• _Goal_: Extract each line where the string "режущими" shows up.

• _Provided data_:
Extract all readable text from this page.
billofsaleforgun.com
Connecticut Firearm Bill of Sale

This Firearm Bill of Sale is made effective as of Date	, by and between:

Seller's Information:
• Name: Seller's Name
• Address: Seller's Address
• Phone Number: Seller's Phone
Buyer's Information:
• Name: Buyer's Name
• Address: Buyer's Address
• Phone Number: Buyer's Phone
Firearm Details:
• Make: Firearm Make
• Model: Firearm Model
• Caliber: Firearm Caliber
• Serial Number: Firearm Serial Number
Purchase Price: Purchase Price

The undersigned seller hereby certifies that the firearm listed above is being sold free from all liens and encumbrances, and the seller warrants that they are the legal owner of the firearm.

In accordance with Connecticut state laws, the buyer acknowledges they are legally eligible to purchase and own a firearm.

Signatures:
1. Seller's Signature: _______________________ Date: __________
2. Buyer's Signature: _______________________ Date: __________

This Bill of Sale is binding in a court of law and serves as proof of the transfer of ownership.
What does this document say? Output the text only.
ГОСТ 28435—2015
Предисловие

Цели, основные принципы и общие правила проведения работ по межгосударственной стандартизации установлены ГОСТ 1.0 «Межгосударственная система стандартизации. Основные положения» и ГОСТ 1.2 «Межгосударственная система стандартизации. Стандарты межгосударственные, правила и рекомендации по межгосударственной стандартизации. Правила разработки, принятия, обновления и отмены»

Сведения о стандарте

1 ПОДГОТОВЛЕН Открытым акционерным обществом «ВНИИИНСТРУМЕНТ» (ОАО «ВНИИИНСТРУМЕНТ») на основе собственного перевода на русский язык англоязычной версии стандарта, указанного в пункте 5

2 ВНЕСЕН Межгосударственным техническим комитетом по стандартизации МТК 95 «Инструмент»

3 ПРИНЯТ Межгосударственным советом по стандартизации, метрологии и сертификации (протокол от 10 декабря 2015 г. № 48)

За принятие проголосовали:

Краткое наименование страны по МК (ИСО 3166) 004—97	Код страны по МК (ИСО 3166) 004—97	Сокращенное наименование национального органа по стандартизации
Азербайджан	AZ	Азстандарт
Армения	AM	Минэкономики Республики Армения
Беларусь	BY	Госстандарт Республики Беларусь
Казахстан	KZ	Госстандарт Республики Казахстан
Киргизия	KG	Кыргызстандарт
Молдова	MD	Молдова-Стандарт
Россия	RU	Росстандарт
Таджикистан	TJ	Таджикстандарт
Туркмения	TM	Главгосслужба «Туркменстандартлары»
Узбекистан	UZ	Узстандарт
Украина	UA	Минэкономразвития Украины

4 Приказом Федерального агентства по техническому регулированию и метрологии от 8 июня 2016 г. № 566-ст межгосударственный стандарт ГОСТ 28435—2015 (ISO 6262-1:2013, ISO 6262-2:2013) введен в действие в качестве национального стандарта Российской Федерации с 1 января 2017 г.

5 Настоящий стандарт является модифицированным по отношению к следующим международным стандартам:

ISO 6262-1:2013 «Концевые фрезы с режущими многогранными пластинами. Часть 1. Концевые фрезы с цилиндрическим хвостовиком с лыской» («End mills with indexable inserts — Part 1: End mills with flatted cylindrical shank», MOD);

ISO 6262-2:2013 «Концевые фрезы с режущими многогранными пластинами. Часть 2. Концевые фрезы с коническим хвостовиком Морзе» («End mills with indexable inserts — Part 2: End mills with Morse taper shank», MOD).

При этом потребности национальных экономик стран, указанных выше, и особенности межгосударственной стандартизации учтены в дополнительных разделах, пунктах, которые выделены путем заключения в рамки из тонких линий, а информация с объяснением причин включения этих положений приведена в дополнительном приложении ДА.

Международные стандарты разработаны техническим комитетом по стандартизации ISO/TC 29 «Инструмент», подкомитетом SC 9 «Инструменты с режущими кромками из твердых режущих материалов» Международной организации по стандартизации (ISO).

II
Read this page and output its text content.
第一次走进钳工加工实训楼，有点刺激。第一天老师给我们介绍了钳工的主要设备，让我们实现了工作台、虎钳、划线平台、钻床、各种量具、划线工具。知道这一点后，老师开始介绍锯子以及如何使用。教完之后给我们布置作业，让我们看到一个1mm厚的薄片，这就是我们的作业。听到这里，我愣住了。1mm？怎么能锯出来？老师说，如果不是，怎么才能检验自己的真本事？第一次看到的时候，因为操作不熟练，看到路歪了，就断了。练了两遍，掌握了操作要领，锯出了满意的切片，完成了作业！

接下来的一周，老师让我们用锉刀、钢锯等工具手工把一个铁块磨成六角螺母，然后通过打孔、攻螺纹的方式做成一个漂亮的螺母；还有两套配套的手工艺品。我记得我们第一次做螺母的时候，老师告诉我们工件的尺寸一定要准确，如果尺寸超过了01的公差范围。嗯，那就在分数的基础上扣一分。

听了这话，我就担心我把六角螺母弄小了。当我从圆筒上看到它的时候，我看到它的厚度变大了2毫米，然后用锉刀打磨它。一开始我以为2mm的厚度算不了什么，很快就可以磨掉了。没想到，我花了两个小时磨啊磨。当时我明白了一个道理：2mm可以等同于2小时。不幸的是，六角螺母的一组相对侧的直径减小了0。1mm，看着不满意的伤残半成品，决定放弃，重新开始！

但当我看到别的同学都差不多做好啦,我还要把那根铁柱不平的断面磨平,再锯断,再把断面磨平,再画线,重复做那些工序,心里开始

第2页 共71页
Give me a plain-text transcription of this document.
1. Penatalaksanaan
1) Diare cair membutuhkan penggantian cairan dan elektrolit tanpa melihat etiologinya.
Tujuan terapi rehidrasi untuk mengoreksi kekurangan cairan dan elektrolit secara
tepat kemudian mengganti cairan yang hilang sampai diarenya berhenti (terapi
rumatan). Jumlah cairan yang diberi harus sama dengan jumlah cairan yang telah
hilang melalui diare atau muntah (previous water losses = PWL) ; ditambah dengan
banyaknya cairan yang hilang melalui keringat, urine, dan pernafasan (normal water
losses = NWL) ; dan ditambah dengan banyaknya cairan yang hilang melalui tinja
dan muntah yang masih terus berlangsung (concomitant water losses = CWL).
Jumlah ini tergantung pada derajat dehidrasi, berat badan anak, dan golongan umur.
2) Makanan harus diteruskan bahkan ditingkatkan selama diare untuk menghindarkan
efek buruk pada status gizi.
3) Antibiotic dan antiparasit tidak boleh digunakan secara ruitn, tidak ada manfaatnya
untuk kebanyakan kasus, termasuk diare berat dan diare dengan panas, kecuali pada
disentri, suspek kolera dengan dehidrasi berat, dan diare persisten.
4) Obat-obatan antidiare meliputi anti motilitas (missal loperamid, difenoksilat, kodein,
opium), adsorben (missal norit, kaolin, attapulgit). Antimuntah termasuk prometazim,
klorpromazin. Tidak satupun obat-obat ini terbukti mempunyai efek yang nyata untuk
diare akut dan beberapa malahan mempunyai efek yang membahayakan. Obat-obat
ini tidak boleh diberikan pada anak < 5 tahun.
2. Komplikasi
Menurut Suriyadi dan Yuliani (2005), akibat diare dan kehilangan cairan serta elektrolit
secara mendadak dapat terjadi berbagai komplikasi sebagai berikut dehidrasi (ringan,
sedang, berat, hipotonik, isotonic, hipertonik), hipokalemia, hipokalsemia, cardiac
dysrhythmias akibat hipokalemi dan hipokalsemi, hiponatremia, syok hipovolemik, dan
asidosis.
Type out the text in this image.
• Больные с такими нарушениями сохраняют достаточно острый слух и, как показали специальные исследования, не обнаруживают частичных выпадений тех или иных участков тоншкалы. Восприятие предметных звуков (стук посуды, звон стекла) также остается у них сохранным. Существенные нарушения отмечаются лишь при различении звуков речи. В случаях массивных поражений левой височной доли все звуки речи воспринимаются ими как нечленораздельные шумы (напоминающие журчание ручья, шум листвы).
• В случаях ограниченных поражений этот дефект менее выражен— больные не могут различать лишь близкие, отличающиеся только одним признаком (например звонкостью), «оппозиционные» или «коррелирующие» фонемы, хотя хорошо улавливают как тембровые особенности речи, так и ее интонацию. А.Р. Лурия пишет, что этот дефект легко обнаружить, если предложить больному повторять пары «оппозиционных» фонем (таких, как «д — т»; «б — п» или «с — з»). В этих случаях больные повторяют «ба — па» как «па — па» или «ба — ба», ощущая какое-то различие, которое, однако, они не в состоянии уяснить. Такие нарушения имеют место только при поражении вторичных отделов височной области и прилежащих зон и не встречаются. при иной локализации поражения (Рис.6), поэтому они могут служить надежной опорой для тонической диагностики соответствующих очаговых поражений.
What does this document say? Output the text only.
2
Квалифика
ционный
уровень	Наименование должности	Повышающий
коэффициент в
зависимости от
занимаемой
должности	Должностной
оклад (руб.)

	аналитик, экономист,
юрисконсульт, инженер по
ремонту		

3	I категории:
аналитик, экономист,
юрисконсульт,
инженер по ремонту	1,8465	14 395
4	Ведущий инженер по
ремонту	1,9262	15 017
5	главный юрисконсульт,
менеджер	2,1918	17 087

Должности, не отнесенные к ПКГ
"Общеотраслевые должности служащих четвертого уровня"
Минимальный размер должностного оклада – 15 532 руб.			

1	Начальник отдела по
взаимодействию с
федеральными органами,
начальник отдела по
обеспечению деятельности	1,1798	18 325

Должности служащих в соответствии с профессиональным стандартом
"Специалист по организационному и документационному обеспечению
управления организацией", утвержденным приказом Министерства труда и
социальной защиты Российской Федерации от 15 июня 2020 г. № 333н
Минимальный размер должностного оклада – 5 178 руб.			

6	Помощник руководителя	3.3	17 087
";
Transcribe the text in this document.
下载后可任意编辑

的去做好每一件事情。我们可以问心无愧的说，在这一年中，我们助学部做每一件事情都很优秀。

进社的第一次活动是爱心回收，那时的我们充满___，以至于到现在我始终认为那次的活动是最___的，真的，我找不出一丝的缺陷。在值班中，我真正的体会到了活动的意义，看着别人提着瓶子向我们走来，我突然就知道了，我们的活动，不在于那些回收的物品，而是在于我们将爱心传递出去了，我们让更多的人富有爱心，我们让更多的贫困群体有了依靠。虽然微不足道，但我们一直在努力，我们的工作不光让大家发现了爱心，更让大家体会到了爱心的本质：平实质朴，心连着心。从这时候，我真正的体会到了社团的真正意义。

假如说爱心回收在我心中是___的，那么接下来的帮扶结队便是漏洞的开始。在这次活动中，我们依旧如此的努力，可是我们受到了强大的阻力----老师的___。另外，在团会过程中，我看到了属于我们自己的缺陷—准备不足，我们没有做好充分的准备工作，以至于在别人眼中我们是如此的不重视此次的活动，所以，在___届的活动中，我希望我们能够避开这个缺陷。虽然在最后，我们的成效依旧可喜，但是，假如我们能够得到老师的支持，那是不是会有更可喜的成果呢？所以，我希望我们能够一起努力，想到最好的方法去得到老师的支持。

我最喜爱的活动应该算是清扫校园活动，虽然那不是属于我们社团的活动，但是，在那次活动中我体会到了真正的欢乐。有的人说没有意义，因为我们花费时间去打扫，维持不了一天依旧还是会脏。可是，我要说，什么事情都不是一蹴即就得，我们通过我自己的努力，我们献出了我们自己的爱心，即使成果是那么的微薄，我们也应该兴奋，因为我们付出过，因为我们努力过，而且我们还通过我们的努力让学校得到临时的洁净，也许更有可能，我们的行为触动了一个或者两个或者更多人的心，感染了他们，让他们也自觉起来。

• _Task output_:
ISO 6262-1:2013 «Концевые фрезы с режущими многогранными пластинами. Часть 1. Концевые фрезы с цилиндрическим хвостовиком с лыской» («End mills with indexable inserts — Part 1: End mills with flatted cylindrical shank», MOD);
ISO 6262-2:2013 «Концевые фрезы с режущими многогранными пластинами. Часть 2. Концевые фрезы с коническим хвостовиком Морзе» («End mills with indexable inserts — Part 2: End mills with Morse taper shank», MOD).
Международные стандарты разработаны техническим комитетом по стандартизации ISO/TC 29 «Инструмент», подкомитетом SC 9 «Инструменты с режущими кромками из твердых режущих материалов» Международной организации по стандартизации (ISO).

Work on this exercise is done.